_EXTRACTED INFORMATION_
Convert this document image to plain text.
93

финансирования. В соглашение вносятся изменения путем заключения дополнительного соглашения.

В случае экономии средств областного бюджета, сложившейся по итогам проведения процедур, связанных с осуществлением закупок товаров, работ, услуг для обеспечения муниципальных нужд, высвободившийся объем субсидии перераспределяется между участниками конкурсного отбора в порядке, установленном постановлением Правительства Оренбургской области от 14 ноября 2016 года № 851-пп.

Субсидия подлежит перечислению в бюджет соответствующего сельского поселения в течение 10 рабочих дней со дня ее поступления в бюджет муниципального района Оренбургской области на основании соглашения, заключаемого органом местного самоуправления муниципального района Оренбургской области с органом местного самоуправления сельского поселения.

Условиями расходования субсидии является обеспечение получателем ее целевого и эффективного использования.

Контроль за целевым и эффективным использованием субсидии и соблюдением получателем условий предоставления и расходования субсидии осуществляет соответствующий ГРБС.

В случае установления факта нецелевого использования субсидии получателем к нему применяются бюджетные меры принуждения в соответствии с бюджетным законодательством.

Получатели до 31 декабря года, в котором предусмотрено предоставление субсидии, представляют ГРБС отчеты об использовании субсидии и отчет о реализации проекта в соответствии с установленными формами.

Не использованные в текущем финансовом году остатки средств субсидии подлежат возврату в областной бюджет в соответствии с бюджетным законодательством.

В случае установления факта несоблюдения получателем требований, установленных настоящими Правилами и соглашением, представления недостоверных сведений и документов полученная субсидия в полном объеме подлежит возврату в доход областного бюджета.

_YOUR INSTRUCTIONS_
For the listing above, identify each line bearing "получателем".

_ANSWER TO THE PROBLEM_
Условиями расходования субсидии является обеспечение получателем ее целевого и эффективного использования.
Контроль за целевым и эффективным использованием субсидии и соблюдением получателем условий предоставления и расходования субсидии осуществляет соответствующий ГРБС.
В случае установления факта нецелевого использования субсидии получателем к нему применяются бюджетные меры принуждения в соответствии с бюджетным законодательством.
В случае установления факта несоблюдения получателем требований, установленных настоящими Правилами и соглашением, представления недостоверных сведений и документов полученная субсидия в полном объеме подлежит возврату в доход областного бюджета.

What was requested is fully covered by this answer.